Data to process:

= = = = = = =

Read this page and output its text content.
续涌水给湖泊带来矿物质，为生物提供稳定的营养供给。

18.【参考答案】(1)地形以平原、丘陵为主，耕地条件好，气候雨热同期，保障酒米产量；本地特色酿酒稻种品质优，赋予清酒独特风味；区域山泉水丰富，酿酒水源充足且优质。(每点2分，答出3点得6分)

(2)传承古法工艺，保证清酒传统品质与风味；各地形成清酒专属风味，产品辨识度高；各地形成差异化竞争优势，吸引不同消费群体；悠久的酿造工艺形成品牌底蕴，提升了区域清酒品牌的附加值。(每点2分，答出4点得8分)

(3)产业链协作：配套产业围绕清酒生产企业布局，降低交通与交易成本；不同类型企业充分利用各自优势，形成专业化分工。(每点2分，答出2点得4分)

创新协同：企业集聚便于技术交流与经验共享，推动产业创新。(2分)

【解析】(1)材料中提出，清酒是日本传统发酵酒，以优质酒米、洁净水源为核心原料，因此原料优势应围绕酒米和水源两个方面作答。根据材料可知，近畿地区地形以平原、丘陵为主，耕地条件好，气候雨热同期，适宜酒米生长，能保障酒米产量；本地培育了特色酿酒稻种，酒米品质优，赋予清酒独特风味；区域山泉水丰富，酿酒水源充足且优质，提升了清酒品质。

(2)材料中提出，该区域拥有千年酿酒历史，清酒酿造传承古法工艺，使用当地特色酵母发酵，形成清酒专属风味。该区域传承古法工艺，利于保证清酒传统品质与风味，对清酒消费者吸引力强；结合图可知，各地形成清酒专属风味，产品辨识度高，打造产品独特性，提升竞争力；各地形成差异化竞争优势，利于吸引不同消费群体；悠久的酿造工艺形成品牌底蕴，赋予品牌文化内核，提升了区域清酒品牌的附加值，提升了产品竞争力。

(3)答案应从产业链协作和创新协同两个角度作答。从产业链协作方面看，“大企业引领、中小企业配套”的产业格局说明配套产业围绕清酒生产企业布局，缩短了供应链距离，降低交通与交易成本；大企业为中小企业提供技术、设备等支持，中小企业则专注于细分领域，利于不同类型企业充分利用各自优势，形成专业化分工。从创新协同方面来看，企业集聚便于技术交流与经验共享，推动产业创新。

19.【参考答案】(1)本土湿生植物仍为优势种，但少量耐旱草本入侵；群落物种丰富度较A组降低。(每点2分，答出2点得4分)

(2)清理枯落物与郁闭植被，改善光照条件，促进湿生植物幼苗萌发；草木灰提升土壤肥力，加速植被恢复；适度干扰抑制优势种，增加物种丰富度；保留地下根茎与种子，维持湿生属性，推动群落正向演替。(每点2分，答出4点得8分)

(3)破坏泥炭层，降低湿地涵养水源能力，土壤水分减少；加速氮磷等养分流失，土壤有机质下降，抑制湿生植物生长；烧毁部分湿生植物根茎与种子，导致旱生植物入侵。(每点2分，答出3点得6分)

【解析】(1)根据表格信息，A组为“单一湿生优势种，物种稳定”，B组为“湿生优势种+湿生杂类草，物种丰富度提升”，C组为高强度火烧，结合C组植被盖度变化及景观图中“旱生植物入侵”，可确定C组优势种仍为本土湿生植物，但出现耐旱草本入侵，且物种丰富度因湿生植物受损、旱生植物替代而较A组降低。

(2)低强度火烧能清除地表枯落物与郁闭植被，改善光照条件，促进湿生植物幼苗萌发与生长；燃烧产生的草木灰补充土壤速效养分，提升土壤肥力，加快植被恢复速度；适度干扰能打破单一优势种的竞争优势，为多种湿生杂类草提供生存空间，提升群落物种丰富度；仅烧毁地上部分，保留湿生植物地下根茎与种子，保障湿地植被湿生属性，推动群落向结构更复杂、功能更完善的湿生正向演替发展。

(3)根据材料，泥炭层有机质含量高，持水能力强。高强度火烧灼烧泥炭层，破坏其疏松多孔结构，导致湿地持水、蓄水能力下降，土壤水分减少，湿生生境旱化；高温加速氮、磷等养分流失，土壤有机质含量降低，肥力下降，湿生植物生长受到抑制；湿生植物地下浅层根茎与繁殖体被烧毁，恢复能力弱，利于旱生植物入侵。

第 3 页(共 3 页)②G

= = = = = = =

Required work:
Transcribe the whole listing exactly.

Result of this task:
Read this page and output its text content.
续涌水给湖泊带来矿物质，为生物提供稳定的营养供给。

18.【参考答案】(1)地形以平原、丘陵为主，耕地条件好，气候雨热同期，保障酒米产量；本地特色酿酒稻种品质优，赋予清酒独特风味；区域山泉水丰富，酿酒水源充足且优质。(每点2分，答出3点得6分)

(2)传承古法工艺，保证清酒传统品质与风味；各地形成清酒专属风味，产品辨识度高；各地形成差异化竞争优势，吸引不同消费群体；悠久的酿造工艺形成品牌底蕴，提升了区域清酒品牌的附加值。(每点2分，答出4点得8分)

(3)产业链协作：配套产业围绕清酒生产企业布局，降低交通与交易成本；不同类型企业充分利用各自优势，形成专业化分工。(每点2分，答出2点得4分)

创新协同：企业集聚便于技术交流与经验共享，推动产业创新。(2分)

【解析】(1)材料中提出，清酒是日本传统发酵酒，以优质酒米、洁净水源为核心原料，因此原料优势应围绕酒米和水源两个方面作答。根据材料可知，近畿地区地形以平原、丘陵为主，耕地条件好，气候雨热同期，适宜酒米生长，能保障酒米产量；本地培育了特色酿酒稻种，酒米品质优，赋予清酒独特风味；区域山泉水丰富，酿酒水源充足且优质，提升了清酒品质。

(2)材料中提出，该区域拥有千年酿酒历史，清酒酿造传承古法工艺，使用当地特色酵母发酵，形成清酒专属风味。该区域传承古法工艺，利于保证清酒传统品质与风味，对清酒消费者吸引力强；结合图可知，各地形成清酒专属风味，产品辨识度高，打造产品独特性，提升竞争力；各地形成差异化竞争优势，利于吸引不同消费群体；悠久的酿造工艺形成品牌底蕴，赋予品牌文化内核，提升了区域清酒品牌的附加值，提升了产品竞争力。

(3)答案应从产业链协作和创新协同两个角度作答。从产业链协作方面看，“大企业引领、中小企业配套”的产业格局说明配套产业围绕清酒生产企业布局，缩短了供应链距离，降低交通与交易成本；大企业为中小企业提供技术、设备等支持，中小企业则专注于细分领域，利于不同类型企业充分利用各自优势，形成专业化分工。从创新协同方面来看，企业集聚便于技术交流与经验共享，推动产业创新。

19.【参考答案】(1)本土湿生植物仍为优势种，但少量耐旱草本入侵；群落物种丰富度较A组降低。(每点2分，答出2点得4分)

(2)清理枯落物与郁闭植被，改善光照条件，促进湿生植物幼苗萌发；草木灰提升土壤肥力，加速植被恢复；适度干扰抑制优势种，增加物种丰富度；保留地下根茎与种子，维持湿生属性，推动群落正向演替。(每点2分，答出4点得8分)

(3)破坏泥炭层，降低湿地涵养水源能力，土壤水分减少；加速氮磷等养分流失，土壤有机质下降，抑制湿生植物生长；烧毁部分湿生植物根茎与种子，导致旱生植物入侵。(每点2分，答出3点得6分)

【解析】(1)根据表格信息，A组为“单一湿生优势种，物种稳定”，B组为“湿生优势种+湿生杂类草，物种丰富度提升”，C组为高强度火烧，结合C组植被盖度变化及景观图中“旱生植物入侵”，可确定C组优势种仍为本土湿生植物，但出现耐旱草本入侵，且物种丰富度因湿生植物受损、旱生植物替代而较A组降低。

(2)低强度火烧能清除地表枯落物与郁闭植被，改善光照条件，促进湿生植物幼苗萌发与生长；燃烧产生的草木灰补充土壤速效养分，提升土壤肥力，加快植被恢复速度；适度干扰能打破单一优势种的竞争优势，为多种湿生杂类草提供生存空间，提升群落物种丰富度；仅烧毁地上部分，保留湿生植物地下根茎与种子，保障湿地植被湿生属性，推动群落向结构更复杂、功能更完善的湿生正向演替发展。

(3)根据材料，泥炭层有机质含量高，持水能力强。高强度火烧灼烧泥炭层，破坏其疏松多孔结构，导致湿地持水、蓄水能力下降，土壤水分减少，湿生生境旱化；高温加速氮、磷等养分流失，土壤有机质含量降低，肥力下降，湿生植物生长受到抑制；湿生植物地下浅层根茎与繁殖体被烧毁，恢复能力弱，利于旱生植物入侵。

第 3 页(共 3 页)②G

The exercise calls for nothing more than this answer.